→ **INFORMATION PROVIDED**
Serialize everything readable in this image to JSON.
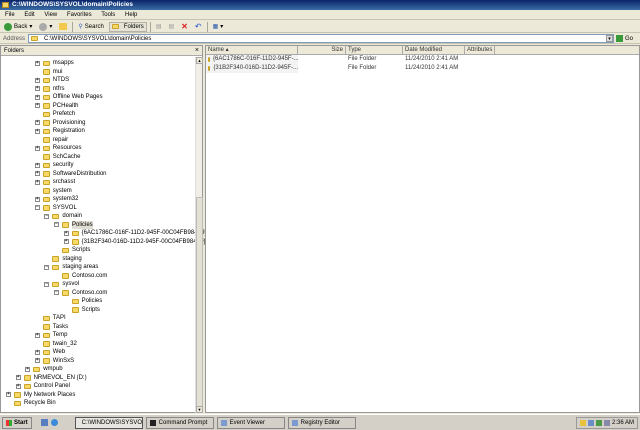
{
  "window": {
    "title": "C:\\WINDOWS\\SYSVOL\\domain\\Policies"
  },
  "menu": [
    "File",
    "Edit",
    "View",
    "Favorites",
    "Tools",
    "Help"
  ],
  "toolbar": {
    "back": "Back",
    "search": "Search",
    "folders": "Folders"
  },
  "address": {
    "label": "Address",
    "value": "C:\\WINDOWS\\SYSVOL\\domain\\Policies",
    "go": "Go"
  },
  "folders_pane": {
    "title": "Folders",
    "close": "×",
    "items": [
      {
        "label": "msapps",
        "level": 3,
        "exp": "+"
      },
      {
        "label": "mui",
        "level": 3,
        "exp": ""
      },
      {
        "label": "NTDS",
        "level": 3,
        "exp": "+"
      },
      {
        "label": "ntfrs",
        "level": 3,
        "exp": "+"
      },
      {
        "label": "Offline Web Pages",
        "level": 3,
        "exp": "+"
      },
      {
        "label": "PCHealth",
        "level": 3,
        "exp": "+"
      },
      {
        "label": "Prefetch",
        "level": 3,
        "exp": ""
      },
      {
        "label": "Provisioning",
        "level": 3,
        "exp": "+"
      },
      {
        "label": "Registration",
        "level": 3,
        "exp": "+"
      },
      {
        "label": "repair",
        "level": 3,
        "exp": ""
      },
      {
        "label": "Resources",
        "level": 3,
        "exp": "+"
      },
      {
        "label": "SchCache",
        "level": 3,
        "exp": ""
      },
      {
        "label": "security",
        "level": 3,
        "exp": "+"
      },
      {
        "label": "SoftwareDistribution",
        "level": 3,
        "exp": "+"
      },
      {
        "label": "srchasst",
        "level": 3,
        "exp": "+"
      },
      {
        "label": "system",
        "level": 3,
        "exp": ""
      },
      {
        "label": "system32",
        "level": 3,
        "exp": "+"
      },
      {
        "label": "SYSVOL",
        "level": 3,
        "exp": "-"
      },
      {
        "label": "domain",
        "level": 4,
        "exp": "-"
      },
      {
        "label": "Policies",
        "level": 5,
        "exp": "-",
        "selected": true
      },
      {
        "label": "{6AC1786C-016F-11D2-945F-00C04FB984F9}",
        "level": 6,
        "exp": "+"
      },
      {
        "label": "{31B2F340-016D-11D2-945F-00C04FB984F9}",
        "level": 6,
        "exp": "+"
      },
      {
        "label": "Scripts",
        "level": 5,
        "exp": ""
      },
      {
        "label": "staging",
        "level": 4,
        "exp": ""
      },
      {
        "label": "staging areas",
        "level": 4,
        "exp": "-"
      },
      {
        "label": "Contoso.com",
        "level": 5,
        "exp": ""
      },
      {
        "label": "sysvol",
        "level": 4,
        "exp": "-"
      },
      {
        "label": "Contoso.com",
        "level": 5,
        "exp": "-"
      },
      {
        "label": "Policies",
        "level": 6,
        "exp": ""
      },
      {
        "label": "Scripts",
        "level": 6,
        "exp": ""
      },
      {
        "label": "TAPI",
        "level": 3,
        "exp": ""
      },
      {
        "label": "Tasks",
        "level": 3,
        "exp": ""
      },
      {
        "label": "Temp",
        "level": 3,
        "exp": "+"
      },
      {
        "label": "twain_32",
        "level": 3,
        "exp": ""
      },
      {
        "label": "Web",
        "level": 3,
        "exp": "+"
      },
      {
        "label": "WinSxS",
        "level": 3,
        "exp": "+"
      },
      {
        "label": "wmpub",
        "level": 2,
        "exp": "+"
      },
      {
        "label": "NRMEVOL_EN (D:)",
        "level": 1,
        "exp": "+"
      },
      {
        "label": "Control Panel",
        "level": 1,
        "exp": "+"
      },
      {
        "label": "My Network Places",
        "level": 0,
        "exp": "+"
      },
      {
        "label": "Recycle Bin",
        "level": 0,
        "exp": ""
      }
    ]
  },
  "file_list": {
    "columns": [
      "Name",
      "Size",
      "Type",
      "Date Modified",
      "Attributes"
    ],
    "rows": [
      {
        "name": "{6AC1786C-016F-11D2-945F-...",
        "size": "",
        "type": "File Folder",
        "date": "11/24/2010 2:41 AM",
        "attr": ""
      },
      {
        "name": "{31B2F340-016D-11D2-945F-...",
        "size": "",
        "type": "File Folder",
        "date": "11/24/2010 2:41 AM",
        "attr": ""
      }
    ]
  },
  "taskbar": {
    "start": "Start",
    "tasks": [
      {
        "label": "C:\\WINDOWS\\SYSVO...",
        "active": true
      },
      {
        "label": "Command Prompt"
      },
      {
        "label": "Event Viewer"
      },
      {
        "label": "Registry Editor"
      }
    ],
    "clock": "2:36 AM"
  }
}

→ **WORK INSTRUCTIONS**
Identify the lines of the entries containing the string "domain". Copy each such line.

→ **SOLUTION**
    "title": "C:\\WINDOWS\\SYSVOL\\domain\\Policies"
    "value": "C:\\WINDOWS\\SYSVOL\\domain\\Policies",
        "label": "domain",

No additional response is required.